**STATED EXERCISE**
Work out how many lines of the listing hold the string "qariya". Answer with that number alone.

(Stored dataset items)
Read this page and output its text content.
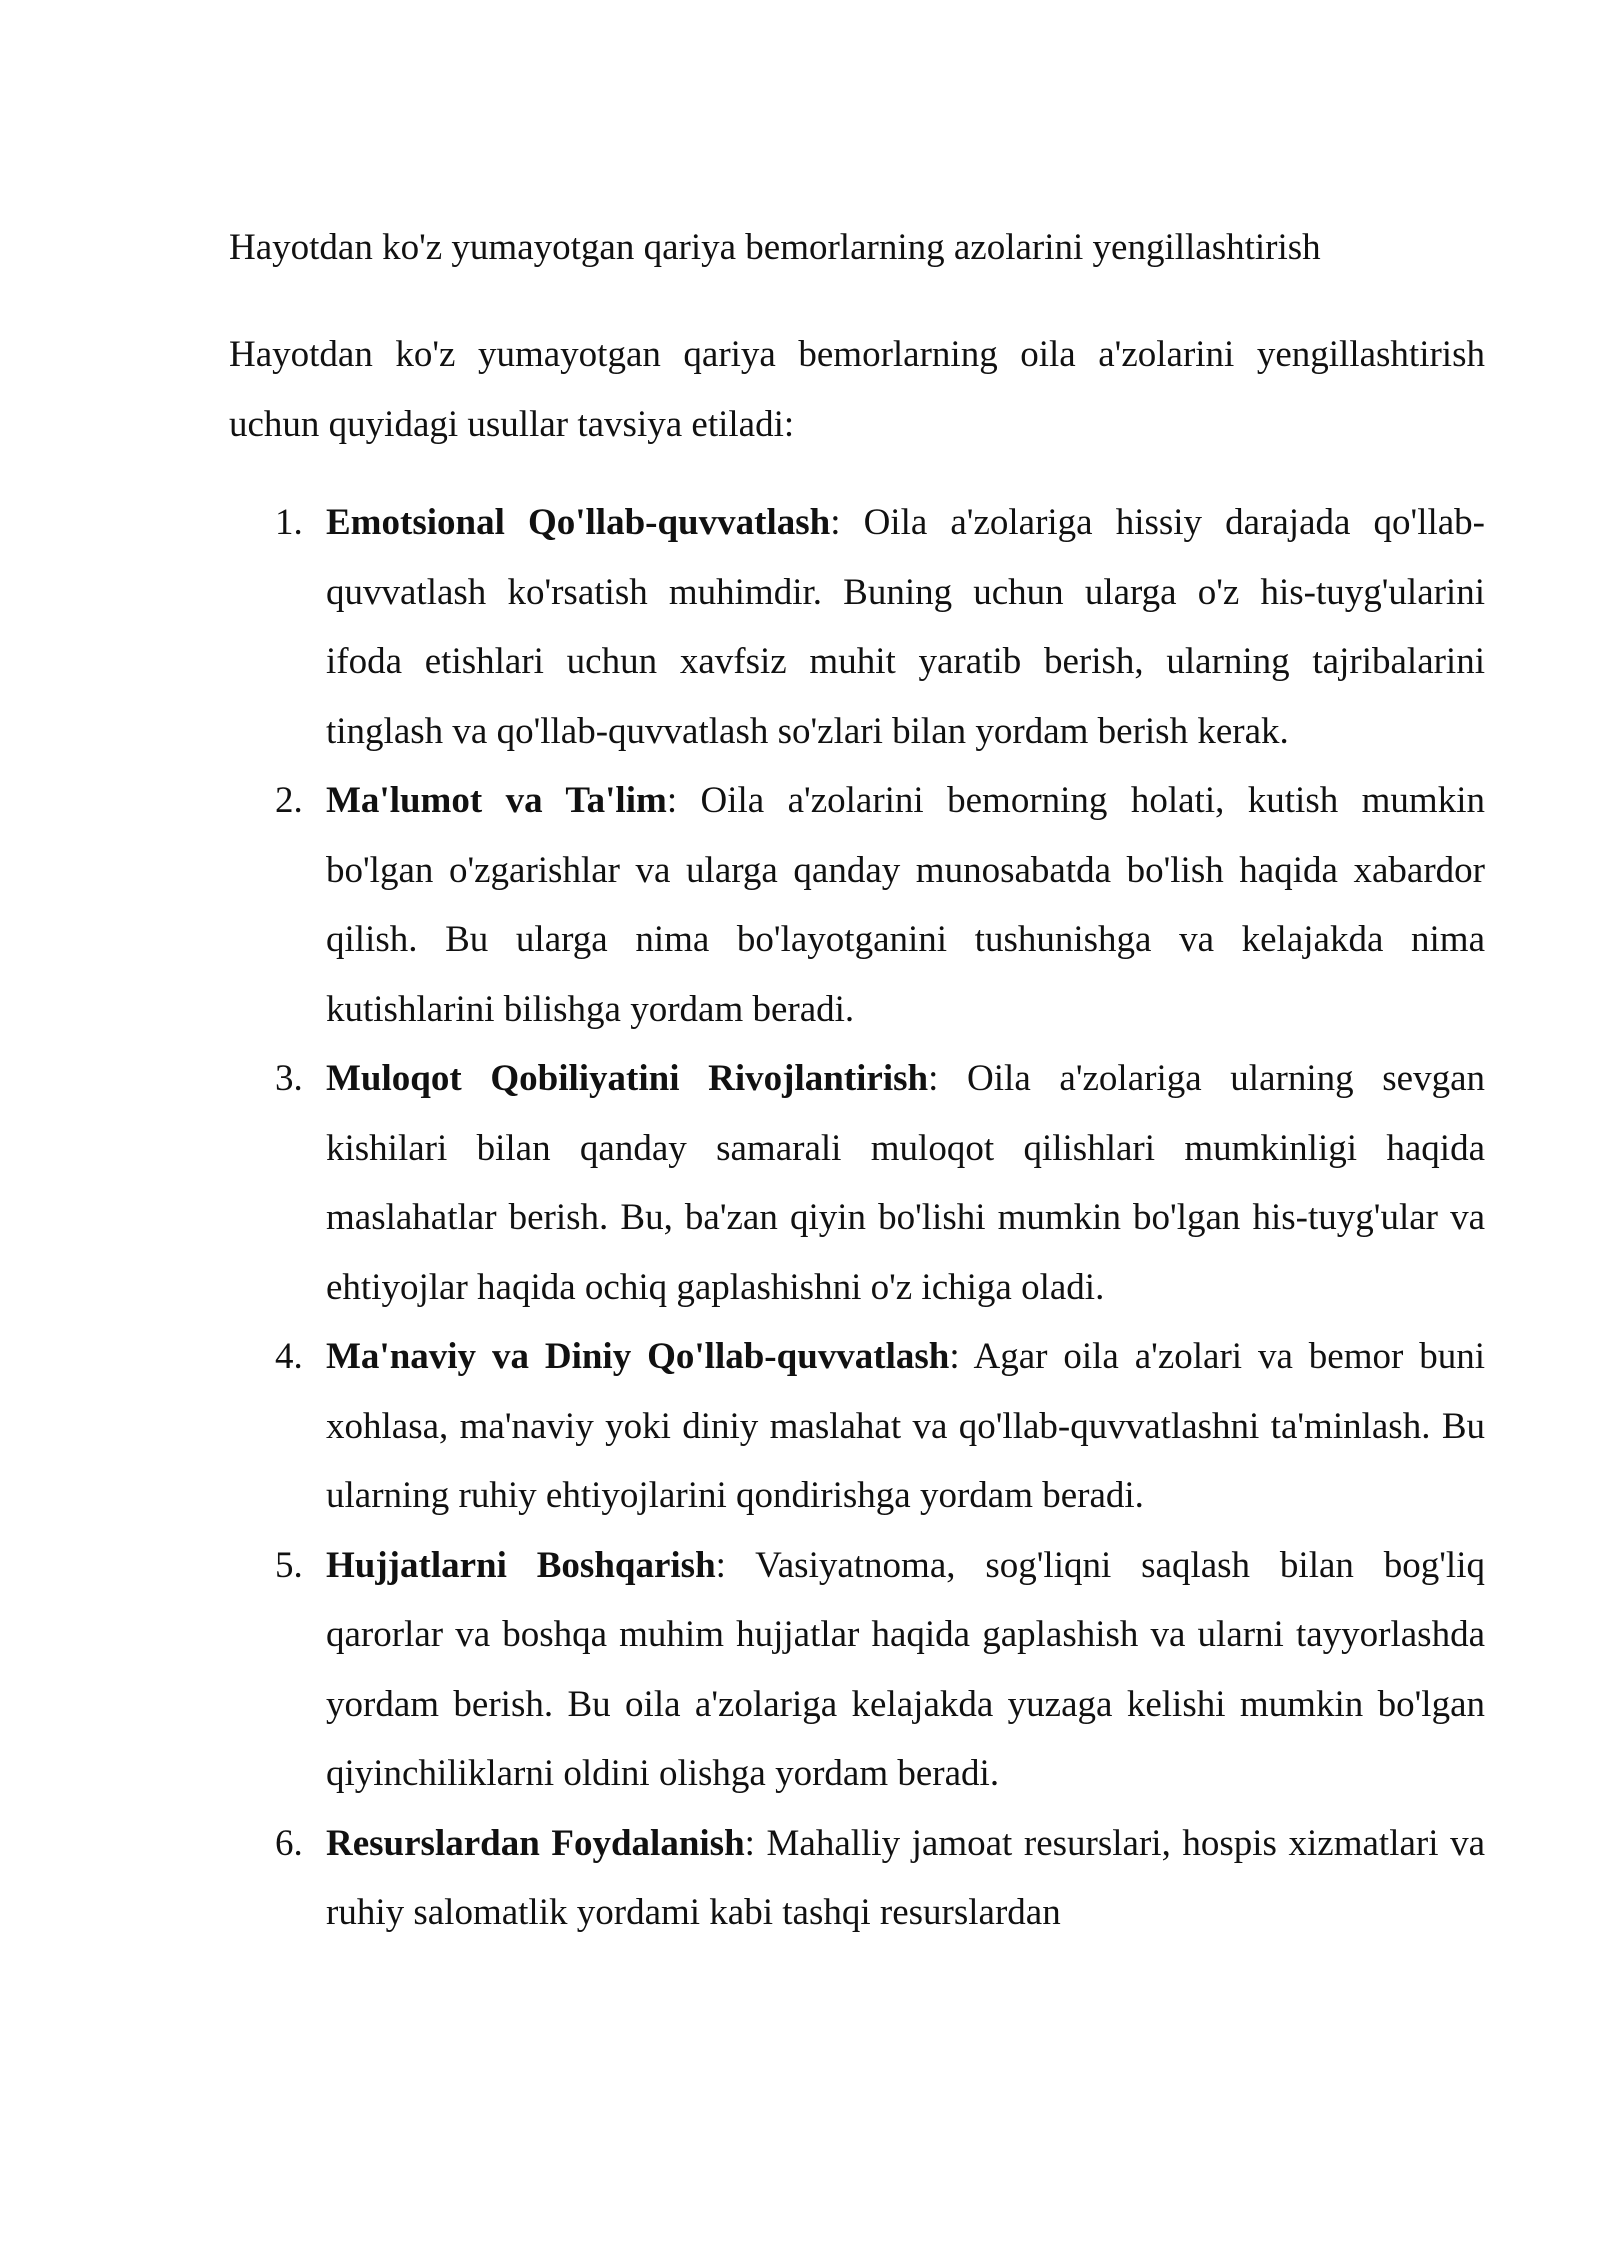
Hayotdan ko'z yumayotgan qariya bemorlarning azolarini yengillashtirish

Hayotdan ko'z yumayotgan qariya bemorlarning oila a'zolarini yengillashtirish uchun quyidagi usullar tavsiya etiladi:

1. Emotsional Qo'llab-quvvatlash: Oila a'zolariga hissiy darajada qo'llab-quvvatlash ko'rsatish muhimdir. Buning uchun ularga o'z his-tuyg'ularini ifoda etishlari uchun xavfsiz muhit yaratib berish, ularning tajribalarini tinglash va qo'llab-quvvatlash so'zlari bilan yordam berish kerak.
2. Ma'lumot va Ta'lim: Oila a'zolarini bemorning holati, kutish mumkin bo'lgan o'zgarishlar va ularga qanday munosabatda bo'lish haqida xabardor qilish. Bu ularga nima bo'layotganini tushunishga va kelajakda nima kutishlarini bilishga yordam beradi.
3. Muloqot Qobiliyatini Rivojlantirish: Oila a'zolariga ularning sevgan kishilari bilan qanday samarali muloqot qilishlari mumkinligi haqida maslahatlar berish. Bu, ba'zan qiyin bo'lishi mumkin bo'lgan his-tuyg'ular va ehtiyojlar haqida ochiq gaplashishni o'z ichiga oladi.
4. Ma'naviy va Diniy Qo'llab-quvvatlash: Agar oila a'zolari va bemor buni xohlasa, ma'naviy yoki diniy maslahat va qo'llab-quvvatlashni ta'minlash. Bu ularning ruhiy ehtiyojlarini qondirishga yordam beradi.
5. Hujjatlarni Boshqarish: Vasiyatnoma, sog'liqni saqlash bilan bog'liq qarorlar va boshqa muhim hujjatlar haqida gaplashish va ularni tayyorlashda yordam berish. Bu oila a'zolariga kelajakda yuzaga kelishi mumkin bo'lgan qiyinchiliklarni oldini olishga yordam beradi.
6. Resurslardan Foydalanish: Mahalliy jamoat resurslari, hospis xizmatlari va ruhiy salomatlik yordami kabi tashqi resurslardan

**EXERCISE OUTPUT**
2